● **What the task asks**
Locate the lines that hold the string "coat". Copy every such line.
— begin Data —
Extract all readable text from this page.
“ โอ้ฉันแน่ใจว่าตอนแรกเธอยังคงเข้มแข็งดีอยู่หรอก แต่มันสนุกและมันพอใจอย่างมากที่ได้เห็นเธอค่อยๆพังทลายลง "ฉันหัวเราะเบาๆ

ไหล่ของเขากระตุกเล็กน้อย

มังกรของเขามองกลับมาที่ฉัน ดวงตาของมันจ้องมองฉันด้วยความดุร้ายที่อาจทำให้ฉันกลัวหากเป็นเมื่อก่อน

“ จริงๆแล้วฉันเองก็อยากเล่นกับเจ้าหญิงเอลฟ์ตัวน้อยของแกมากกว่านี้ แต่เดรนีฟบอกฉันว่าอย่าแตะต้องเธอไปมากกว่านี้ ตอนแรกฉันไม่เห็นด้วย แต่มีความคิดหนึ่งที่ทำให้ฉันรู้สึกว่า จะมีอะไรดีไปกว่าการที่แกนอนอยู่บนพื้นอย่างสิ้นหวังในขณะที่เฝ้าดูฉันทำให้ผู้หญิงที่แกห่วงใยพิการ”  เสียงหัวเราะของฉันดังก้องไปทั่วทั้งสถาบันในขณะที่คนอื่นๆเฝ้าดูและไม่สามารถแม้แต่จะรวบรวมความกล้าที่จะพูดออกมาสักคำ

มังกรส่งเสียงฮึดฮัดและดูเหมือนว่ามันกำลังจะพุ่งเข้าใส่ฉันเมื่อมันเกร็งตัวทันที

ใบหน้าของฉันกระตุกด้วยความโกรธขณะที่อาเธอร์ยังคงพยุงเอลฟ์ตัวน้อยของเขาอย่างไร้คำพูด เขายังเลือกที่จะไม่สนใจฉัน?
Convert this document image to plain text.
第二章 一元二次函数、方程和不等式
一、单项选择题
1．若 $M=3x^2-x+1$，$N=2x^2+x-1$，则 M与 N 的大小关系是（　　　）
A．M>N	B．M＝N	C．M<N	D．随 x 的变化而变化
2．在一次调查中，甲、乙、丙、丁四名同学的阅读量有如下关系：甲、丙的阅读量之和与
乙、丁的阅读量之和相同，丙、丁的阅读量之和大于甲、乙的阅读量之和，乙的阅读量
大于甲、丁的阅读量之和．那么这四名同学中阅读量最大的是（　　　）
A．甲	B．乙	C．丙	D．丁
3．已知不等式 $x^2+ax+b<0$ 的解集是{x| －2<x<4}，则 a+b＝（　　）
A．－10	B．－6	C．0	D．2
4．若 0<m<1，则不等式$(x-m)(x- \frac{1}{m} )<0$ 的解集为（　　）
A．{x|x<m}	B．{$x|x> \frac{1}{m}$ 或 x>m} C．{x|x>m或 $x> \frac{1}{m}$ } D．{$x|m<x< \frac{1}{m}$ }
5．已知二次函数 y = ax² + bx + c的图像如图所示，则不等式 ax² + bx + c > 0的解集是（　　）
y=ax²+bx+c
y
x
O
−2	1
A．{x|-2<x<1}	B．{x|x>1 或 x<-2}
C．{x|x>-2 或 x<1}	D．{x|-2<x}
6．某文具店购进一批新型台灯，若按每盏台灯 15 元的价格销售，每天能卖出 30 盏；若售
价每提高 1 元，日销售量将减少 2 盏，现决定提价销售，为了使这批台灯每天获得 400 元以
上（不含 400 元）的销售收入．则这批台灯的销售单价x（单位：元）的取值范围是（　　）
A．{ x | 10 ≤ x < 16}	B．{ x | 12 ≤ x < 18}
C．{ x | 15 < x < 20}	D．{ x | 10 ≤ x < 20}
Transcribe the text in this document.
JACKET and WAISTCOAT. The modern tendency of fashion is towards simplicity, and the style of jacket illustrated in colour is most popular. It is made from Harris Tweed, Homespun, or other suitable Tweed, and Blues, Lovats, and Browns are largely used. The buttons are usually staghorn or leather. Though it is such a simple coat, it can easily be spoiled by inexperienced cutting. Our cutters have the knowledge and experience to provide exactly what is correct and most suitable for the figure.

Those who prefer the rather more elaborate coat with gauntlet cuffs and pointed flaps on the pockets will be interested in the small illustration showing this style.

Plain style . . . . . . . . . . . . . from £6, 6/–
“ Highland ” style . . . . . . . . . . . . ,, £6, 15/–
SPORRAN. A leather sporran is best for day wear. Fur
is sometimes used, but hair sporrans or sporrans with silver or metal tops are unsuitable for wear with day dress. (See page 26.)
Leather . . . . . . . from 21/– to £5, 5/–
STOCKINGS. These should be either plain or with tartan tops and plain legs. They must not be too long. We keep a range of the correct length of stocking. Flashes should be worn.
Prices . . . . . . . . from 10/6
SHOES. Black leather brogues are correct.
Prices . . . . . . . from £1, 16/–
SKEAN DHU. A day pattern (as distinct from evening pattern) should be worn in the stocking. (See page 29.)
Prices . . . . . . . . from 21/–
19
— end Data —
● **Output of the exercise**
JACKET and WAISTCOAT. The modern tendency of fashion is towards simplicity, and the style of jacket illustrated in colour is most popular. It is made from Harris Tweed, Homespun, or other suitable Tweed, and Blues, Lovats, and Browns are largely used. The buttons are usually staghorn or leather. Though it is such a simple coat, it can easily be spoiled by inexperienced cutting. Our cutters have the knowledge and experience to provide exactly what is correct and most suitable for the figure.
Those who prefer the rather more elaborate coat with gauntlet cuffs and pointed flaps on the pockets will be interested in the small illustration showing this style.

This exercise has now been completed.